Exercise directions =
Filter the entries below, keeping every line that has the word "current".

━━━━

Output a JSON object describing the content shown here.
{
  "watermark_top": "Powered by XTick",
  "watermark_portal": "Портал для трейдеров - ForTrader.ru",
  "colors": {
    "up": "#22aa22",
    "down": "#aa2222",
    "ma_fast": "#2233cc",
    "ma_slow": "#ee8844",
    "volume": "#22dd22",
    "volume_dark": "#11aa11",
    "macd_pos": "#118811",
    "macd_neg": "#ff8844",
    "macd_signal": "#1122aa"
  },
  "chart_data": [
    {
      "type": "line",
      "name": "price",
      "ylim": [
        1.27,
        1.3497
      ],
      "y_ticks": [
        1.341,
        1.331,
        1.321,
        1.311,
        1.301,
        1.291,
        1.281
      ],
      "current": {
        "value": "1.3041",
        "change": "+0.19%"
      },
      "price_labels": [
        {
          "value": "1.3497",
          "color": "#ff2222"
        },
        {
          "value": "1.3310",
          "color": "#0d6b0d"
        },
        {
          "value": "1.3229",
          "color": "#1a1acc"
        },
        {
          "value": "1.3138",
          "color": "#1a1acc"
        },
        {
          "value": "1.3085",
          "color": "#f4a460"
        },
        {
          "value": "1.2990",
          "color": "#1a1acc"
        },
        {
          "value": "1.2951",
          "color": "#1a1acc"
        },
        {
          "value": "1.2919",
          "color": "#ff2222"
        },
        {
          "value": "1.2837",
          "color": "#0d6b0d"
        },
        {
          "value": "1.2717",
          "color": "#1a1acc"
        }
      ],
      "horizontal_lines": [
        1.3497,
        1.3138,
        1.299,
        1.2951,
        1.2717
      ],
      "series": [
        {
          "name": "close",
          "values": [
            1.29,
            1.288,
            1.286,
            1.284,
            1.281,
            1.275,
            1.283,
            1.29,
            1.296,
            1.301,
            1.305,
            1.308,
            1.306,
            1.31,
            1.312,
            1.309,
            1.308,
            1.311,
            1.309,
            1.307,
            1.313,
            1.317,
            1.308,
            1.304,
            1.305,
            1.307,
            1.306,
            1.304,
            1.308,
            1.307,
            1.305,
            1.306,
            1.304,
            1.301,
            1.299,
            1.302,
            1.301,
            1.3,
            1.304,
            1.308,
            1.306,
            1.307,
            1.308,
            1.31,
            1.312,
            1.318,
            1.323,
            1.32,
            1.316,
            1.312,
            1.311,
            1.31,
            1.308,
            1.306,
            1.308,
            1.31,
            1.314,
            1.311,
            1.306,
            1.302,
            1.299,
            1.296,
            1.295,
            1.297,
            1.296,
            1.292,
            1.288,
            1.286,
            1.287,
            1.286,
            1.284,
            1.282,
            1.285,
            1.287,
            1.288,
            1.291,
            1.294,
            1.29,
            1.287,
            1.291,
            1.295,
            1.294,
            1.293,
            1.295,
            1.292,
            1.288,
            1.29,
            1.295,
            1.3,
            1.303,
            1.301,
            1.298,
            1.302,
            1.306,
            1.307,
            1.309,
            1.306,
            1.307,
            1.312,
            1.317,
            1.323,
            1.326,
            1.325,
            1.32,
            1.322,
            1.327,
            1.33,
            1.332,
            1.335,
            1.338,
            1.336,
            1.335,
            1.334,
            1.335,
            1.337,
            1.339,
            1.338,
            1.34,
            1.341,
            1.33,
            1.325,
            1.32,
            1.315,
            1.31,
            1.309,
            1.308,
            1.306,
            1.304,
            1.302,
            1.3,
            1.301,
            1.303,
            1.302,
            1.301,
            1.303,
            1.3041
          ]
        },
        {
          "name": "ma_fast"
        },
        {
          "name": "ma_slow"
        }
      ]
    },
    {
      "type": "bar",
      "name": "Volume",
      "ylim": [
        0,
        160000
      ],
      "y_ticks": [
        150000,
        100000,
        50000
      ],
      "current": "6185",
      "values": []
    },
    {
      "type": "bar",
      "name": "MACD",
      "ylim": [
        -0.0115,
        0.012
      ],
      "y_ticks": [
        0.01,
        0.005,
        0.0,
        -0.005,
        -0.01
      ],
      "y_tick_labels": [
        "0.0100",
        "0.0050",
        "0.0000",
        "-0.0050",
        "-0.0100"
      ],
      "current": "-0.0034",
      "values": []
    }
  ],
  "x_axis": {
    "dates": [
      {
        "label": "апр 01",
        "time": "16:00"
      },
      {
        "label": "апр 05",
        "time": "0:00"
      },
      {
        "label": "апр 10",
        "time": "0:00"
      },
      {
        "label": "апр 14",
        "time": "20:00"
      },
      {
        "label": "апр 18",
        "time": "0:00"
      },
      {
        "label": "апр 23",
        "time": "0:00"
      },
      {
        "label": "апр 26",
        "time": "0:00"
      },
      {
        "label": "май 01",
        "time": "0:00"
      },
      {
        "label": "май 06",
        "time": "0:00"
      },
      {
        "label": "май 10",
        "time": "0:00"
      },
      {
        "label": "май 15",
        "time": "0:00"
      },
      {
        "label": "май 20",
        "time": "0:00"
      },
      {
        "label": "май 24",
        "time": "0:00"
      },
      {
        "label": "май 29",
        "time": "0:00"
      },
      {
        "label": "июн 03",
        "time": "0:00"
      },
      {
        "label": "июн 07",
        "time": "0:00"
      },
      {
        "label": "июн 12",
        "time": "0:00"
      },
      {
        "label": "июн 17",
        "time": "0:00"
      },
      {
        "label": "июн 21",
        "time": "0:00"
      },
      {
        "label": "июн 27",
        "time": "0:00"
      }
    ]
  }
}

━━━━

Written reply =
      "current": {
      "current": "6185",
      "current": "-0.0034",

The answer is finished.